##### RECORDED INFORMATION

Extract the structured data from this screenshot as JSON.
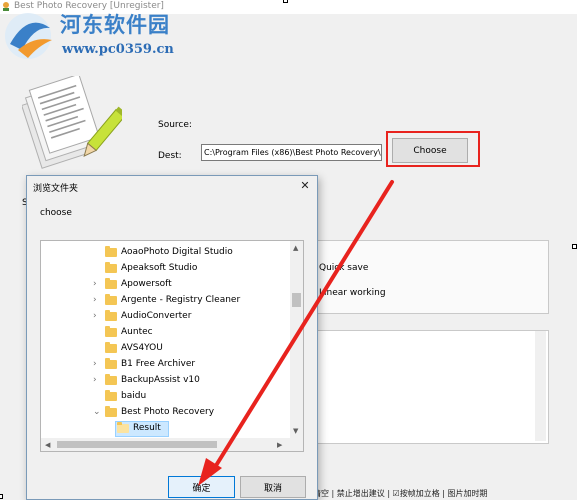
{
  "window": {
    "title": "Best Photo Recovery [Unregister]"
  },
  "watermark": {
    "name": "河东软件园",
    "url": "www.pc0359.cn"
  },
  "form": {
    "source_label": "Source:",
    "dest_label": "Dest:",
    "dest_value": "C:\\Program Files (x86)\\Best Photo Recovery\\Res",
    "choose_label": "Choose",
    "stray_label": "S"
  },
  "options": {
    "quick_save": "Quick save",
    "linear_working": "Linear working"
  },
  "bottom_strip": {
    "text": "计清空  | 禁止增出建议 | ☑按帧加立格 | 图片加时期"
  },
  "dialog": {
    "title": "浏览文件夹",
    "close_glyph": "✕",
    "description": "choose",
    "tree": [
      {
        "label": "AoaoPhoto Digital Studio",
        "expander": "none",
        "indent": 0
      },
      {
        "label": "Apeaksoft Studio",
        "expander": "none",
        "indent": 0
      },
      {
        "label": "Apowersoft",
        "expander": "collapsed",
        "indent": 0
      },
      {
        "label": "Argente - Registry Cleaner",
        "expander": "collapsed",
        "indent": 0
      },
      {
        "label": "AudioConverter",
        "expander": "collapsed",
        "indent": 0
      },
      {
        "label": "Auntec",
        "expander": "none",
        "indent": 0
      },
      {
        "label": "AVS4YOU",
        "expander": "none",
        "indent": 0
      },
      {
        "label": "B1 Free Archiver",
        "expander": "collapsed",
        "indent": 0
      },
      {
        "label": "BackupAssist v10",
        "expander": "collapsed",
        "indent": 0
      },
      {
        "label": "baidu",
        "expander": "none",
        "indent": 0
      },
      {
        "label": "Best Photo Recovery",
        "expander": "expanded",
        "indent": 0
      },
      {
        "label": "Result",
        "expander": "none",
        "indent": 1,
        "selected": true
      }
    ],
    "ok_label": "确定",
    "cancel_label": "取消"
  },
  "colors": {
    "highlight": "#e8231e",
    "folder": "#f4c654",
    "selection": "#cce8ff",
    "watermark_blue": "#3a80c8"
  }
}
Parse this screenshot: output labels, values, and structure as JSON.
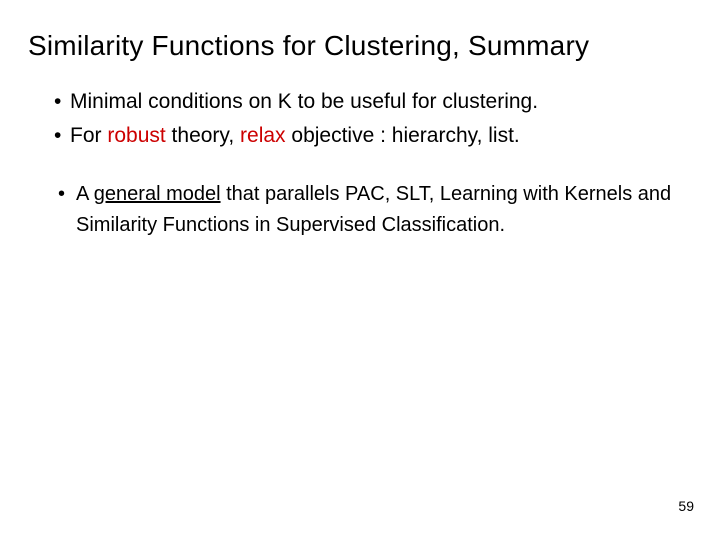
{
  "title": "Similarity Functions for Clustering, Summary",
  "bullets1": {
    "b1": "Minimal conditions on K to be useful for clustering.",
    "b2_pre": "For ",
    "b2_red1": "robust",
    "b2_mid1": " theory, ",
    "b2_red2": "relax",
    "b2_mid2": " objective : hierarchy, list."
  },
  "bullets2": {
    "b1_pre": "A ",
    "b1_underline": "general model",
    "b1_rest": " that parallels PAC, SLT, Learning with Kernels and Similarity Functions in Supervised Classification."
  },
  "page": "59"
}
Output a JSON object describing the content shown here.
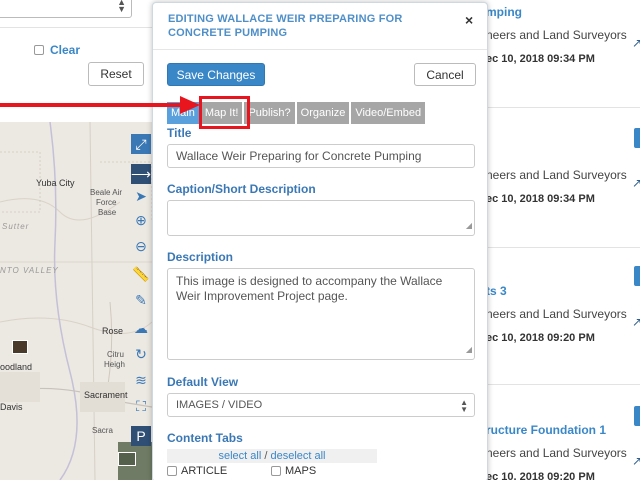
{
  "filter_panel": {
    "clear_label": "Clear",
    "reset_label": "Reset"
  },
  "map": {
    "labels": {
      "yuba_city": "Yuba City",
      "beale_1": "Beale Air",
      "beale_2": "Force",
      "beale_3": "Base",
      "sutter": "Sutter",
      "valley": "NTO VALLEY",
      "roseville": "Rose",
      "citrus_1": "Citru",
      "citrus_2": "Heigh",
      "woodland": "oodland",
      "sacramento": "Sacrament",
      "davis": "Davis",
      "sacra": "Sacra"
    }
  },
  "modal": {
    "title": "EDITING WALLACE WEIR PREPARING FOR CONCRETE PUMPING",
    "close_icon": "×",
    "save_label": "Save Changes",
    "cancel_label": "Cancel",
    "tabs": [
      {
        "label": "Main"
      },
      {
        "label": "Map It!"
      },
      {
        "label": "Publish?"
      },
      {
        "label": "Organize"
      },
      {
        "label": "Video/Embed"
      }
    ],
    "title_label": "Title",
    "title_value": "Wallace Weir Preparing for Concrete Pumping",
    "caption_label": "Caption/Short Description",
    "caption_value": "",
    "description_label": "Description",
    "description_value": "This image is designed to accompany the Wallace Weir Improvement Project page.",
    "default_view_label": "Default View",
    "default_view_value": "IMAGES / VIDEO",
    "content_tabs_label": "Content Tabs",
    "select_all": "select all",
    "deselect_all": "deselect all",
    "checkbox_article": "ARTICLE",
    "checkbox_maps": "MAPS"
  },
  "list": {
    "items": [
      {
        "title": "mping",
        "subtitle": "neers and Land Surveyors",
        "date": "ec 10, 2018 09:34 PM"
      },
      {
        "title": "",
        "subtitle": "neers and Land Surveyors",
        "date": "ec 10, 2018 09:34 PM"
      },
      {
        "title": "ts 3",
        "subtitle": "neers and Land Surveyors",
        "date": "ec 10, 2018 09:20 PM"
      },
      {
        "title": "ructure Foundation 1",
        "subtitle": "neers and Land Surveyors",
        "date": "ec 10, 2018 09:20 PM"
      }
    ]
  },
  "colors": {
    "accent": "#3a87c8",
    "annotation": "#e8141e",
    "tab_inactive": "#a6a6a6",
    "tab_active": "#5aa0dc"
  }
}
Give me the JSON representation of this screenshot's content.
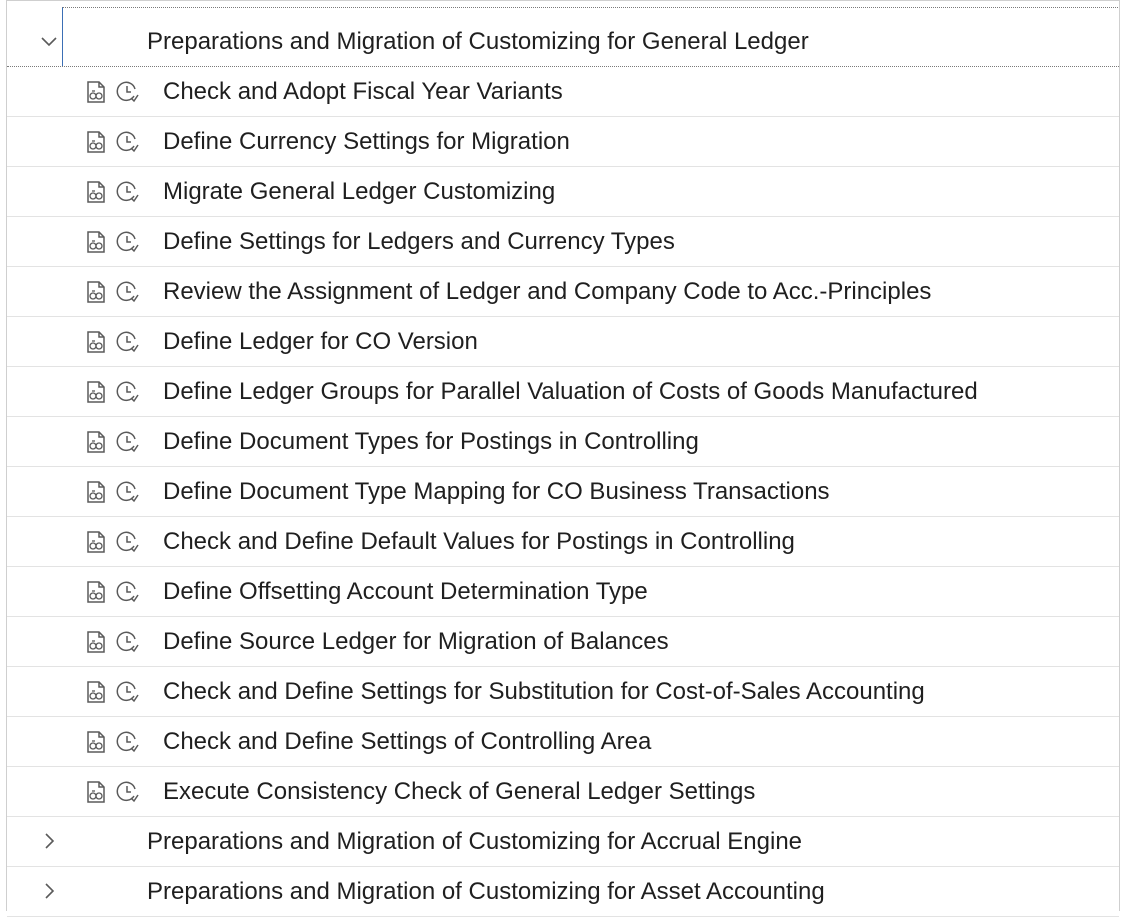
{
  "tree": {
    "groups": [
      {
        "label": "Preparations and Migration of Customizing for General Ledger",
        "expanded": true,
        "chevron_icon": "chevron-down-icon",
        "children": [
          {
            "label": "Check and Adopt Fiscal Year Variants"
          },
          {
            "label": "Define Currency Settings for Migration"
          },
          {
            "label": "Migrate General Ledger Customizing"
          },
          {
            "label": "Define Settings for Ledgers and Currency Types"
          },
          {
            "label": "Review the Assignment of Ledger and Company Code to Acc.-Principles"
          },
          {
            "label": "Define Ledger for CO Version"
          },
          {
            "label": "Define Ledger Groups for Parallel Valuation of Costs of Goods Manufactured"
          },
          {
            "label": "Define Document Types for Postings in Controlling"
          },
          {
            "label": "Define Document Type Mapping for CO Business Transactions"
          },
          {
            "label": "Check and Define Default Values for Postings in Controlling"
          },
          {
            "label": "Define Offsetting Account Determination Type"
          },
          {
            "label": "Define Source Ledger for Migration of Balances"
          },
          {
            "label": "Check and Define Settings for Substitution for Cost-of-Sales Accounting"
          },
          {
            "label": "Check and Define Settings of Controlling Area"
          },
          {
            "label": "Execute Consistency Check of General Ledger Settings"
          }
        ]
      },
      {
        "label": "Preparations and Migration of Customizing for Accrual Engine",
        "expanded": false,
        "chevron_icon": "chevron-right-icon"
      },
      {
        "label": "Preparations and Migration of Customizing for Asset Accounting",
        "expanded": false,
        "chevron_icon": "chevron-right-icon"
      }
    ],
    "child_icons": [
      "documentation-icon",
      "execute-status-icon"
    ]
  },
  "colors": {
    "text": "#1f1f1f",
    "icon": "#5a5a5a",
    "row_border": "#e3e3e3",
    "focus_border": "#3b6fb5"
  }
}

##########

EXERCISE DESCRIPTION>
Repeat the material above word for word and skip every image in it.

RESULT OF THIS TASK>
Extract the structured data from this screenshot as JSON.
{
  "window": {
    "title": "Best Photo Recovery [Unregister]"
  },
  "watermark": {
    "name": "河东软件园",
    "url": "www.pc0359.cn"
  },
  "form": {
    "source_label": "Source:",
    "dest_label": "Dest:",
    "dest_value": "C:\\Program Files (x86)\\Best Photo Recovery\\Res",
    "choose_label": "Choose",
    "stray_label": "S"
  },
  "options": {
    "quick_save": "Quick save",
    "linear_working": "Linear working"
  },
  "bottom_strip": {
    "text": "计清空  | 禁止增出建议 | ☑按帧加立格 | 图片加时期"
  },
  "dialog": {
    "title": "浏览文件夹",
    "close_glyph": "✕",
    "description": "choose",
    "tree": [
      {
        "label": "AoaoPhoto Digital Studio",
        "expander": "none",
        "indent": 0
      },
      {
        "label": "Apeaksoft Studio",
        "expander": "none",
        "indent": 0
      },
      {
        "label": "Apowersoft",
        "expander": "collapsed",
        "indent": 0
      },
      {
        "label": "Argente - Registry Cleaner",
        "expander": "collapsed",
        "indent": 0
      },
      {
        "label": "AudioConverter",
        "expander": "collapsed",
        "indent": 0
      },
      {
        "label": "Auntec",
        "expander": "none",
        "indent": 0
      },
      {
        "label": "AVS4YOU",
        "expander": "none",
        "indent": 0
      },
      {
        "label": "B1 Free Archiver",
        "expander": "collapsed",
        "indent": 0
      },
      {
        "label": "BackupAssist v10",
        "expander": "collapsed",
        "indent": 0
      },
      {
        "label": "baidu",
        "expander": "none",
        "indent": 0
      },
      {
        "label": "Best Photo Recovery",
        "expander": "expanded",
        "indent": 0
      },
      {
        "label": "Result",
        "expander": "none",
        "indent": 1,
        "selected": true
      }
    ],
    "ok_label": "确定",
    "cancel_label": "取消"
  },
  "colors": {
    "highlight": "#e8231e",
    "folder": "#f4c654",
    "selection": "#cce8ff",
    "watermark_blue": "#3a80c8"
  }
}
Parse this screenshot: output labels, values, and structure as JSON.
{
  "title": "Similarity Functions for Clustering, Summary",
  "bullets1": {
    "b1": "Minimal conditions on K to be useful for clustering.",
    "b2_pre": "For ",
    "b2_red1": "robust",
    "b2_mid1": " theory, ",
    "b2_red2": "relax",
    "b2_mid2": " objective : hierarchy, list."
  },
  "bullets2": {
    "b1_pre": "A ",
    "b1_underline": "general model",
    "b1_rest": " that parallels PAC, SLT, Learning with Kernels and Similarity Functions in Supervised Classification."
  },
  "page": "59"
}
Output a JSON object describing the content shown here.
{
  "filter_panel": {
    "clear_label": "Clear",
    "reset_label": "Reset"
  },
  "map": {
    "labels": {
      "yuba_city": "Yuba City",
      "beale_1": "Beale Air",
      "beale_2": "Force",
      "beale_3": "Base",
      "sutter": "Sutter",
      "valley": "NTO VALLEY",
      "roseville": "Rose",
      "citrus_1": "Citru",
      "citrus_2": "Heigh",
      "woodland": "oodland",
      "sacramento": "Sacrament",
      "davis": "Davis",
      "sacra": "Sacra"
    }
  },
  "modal": {
    "title": "EDITING WALLACE WEIR PREPARING FOR CONCRETE PUMPING",
    "close_icon": "×",
    "save_label": "Save Changes",
    "cancel_label": "Cancel",
    "tabs": [
      {
        "label": "Main"
      },
      {
        "label": "Map It!"
      },
      {
        "label": "Publish?"
      },
      {
        "label": "Organize"
      },
      {
        "label": "Video/Embed"
      }
    ],
    "title_label": "Title",
    "title_value": "Wallace Weir Preparing for Concrete Pumping",
    "caption_label": "Caption/Short Description",
    "caption_value": "",
    "description_label": "Description",
    "description_value": "This image is designed to accompany the Wallace Weir Improvement Project page.",
    "default_view_label": "Default View",
    "default_view_value": "IMAGES / VIDEO",
    "content_tabs_label": "Content Tabs",
    "select_all": "select all",
    "deselect_all": "deselect all",
    "checkbox_article": "ARTICLE",
    "checkbox_maps": "MAPS"
  },
  "list": {
    "items": [
      {
        "title": "mping",
        "subtitle": "neers and Land Surveyors",
        "date": "ec 10, 2018 09:34 PM"
      },
      {
        "title": "",
        "subtitle": "neers and Land Surveyors",
        "date": "ec 10, 2018 09:34 PM"
      },
      {
        "title": "ts 3",
        "subtitle": "neers and Land Surveyors",
        "date": "ec 10, 2018 09:20 PM"
      },
      {
        "title": "ructure Foundation 1",
        "subtitle": "neers and Land Surveyors",
        "date": "ec 10, 2018 09:20 PM"
      }
    ]
  },
  "colors": {
    "accent": "#3a87c8",
    "annotation": "#e8141e",
    "tab_inactive": "#a6a6a6",
    "tab_active": "#5aa0dc"
  }
}
Give me the JSON representation of this screenshot's content.
{
  "tree": {
    "groups": [
      {
        "label": "Preparations and Migration of Customizing for General Ledger",
        "expanded": true,
        "chevron_icon": "chevron-down-icon",
        "children": [
          {
            "label": "Check and Adopt Fiscal Year Variants"
          },
          {
            "label": "Define Currency Settings for Migration"
          },
          {
            "label": "Migrate General Ledger Customizing"
          },
          {
            "label": "Define Settings for Ledgers and Currency Types"
          },
          {
            "label": "Review the Assignment of Ledger and Company Code to Acc.-Principles"
          },
          {
            "label": "Define Ledger for CO Version"
          },
          {
            "label": "Define Ledger Groups for Parallel Valuation of Costs of Goods Manufactured"
          },
          {
            "label": "Define Document Types for Postings in Controlling"
          },
          {
            "label": "Define Document Type Mapping for CO Business Transactions"
          },
          {
            "label": "Check and Define Default Values for Postings in Controlling"
          },
          {
            "label": "Define Offsetting Account Determination Type"
          },
          {
            "label": "Define Source Ledger for Migration of Balances"
          },
          {
            "label": "Check and Define Settings for Substitution for Cost-of-Sales Accounting"
          },
          {
            "label": "Check and Define Settings of Controlling Area"
          },
          {
            "label": "Execute Consistency Check of General Ledger Settings"
          }
        ]
      },
      {
        "label": "Preparations and Migration of Customizing for Accrual Engine",
        "expanded": false,
        "chevron_icon": "chevron-right-icon"
      },
      {
        "label": "Preparations and Migration of Customizing for Asset Accounting",
        "expanded": false,
        "chevron_icon": "chevron-right-icon"
      }
    ],
    "child_icons": [
      "documentation-icon",
      "execute-status-icon"
    ]
  },
  "colors": {
    "text": "#1f1f1f",
    "icon": "#5a5a5a",
    "row_border": "#e3e3e3",
    "focus_border": "#3b6fb5"
  }
}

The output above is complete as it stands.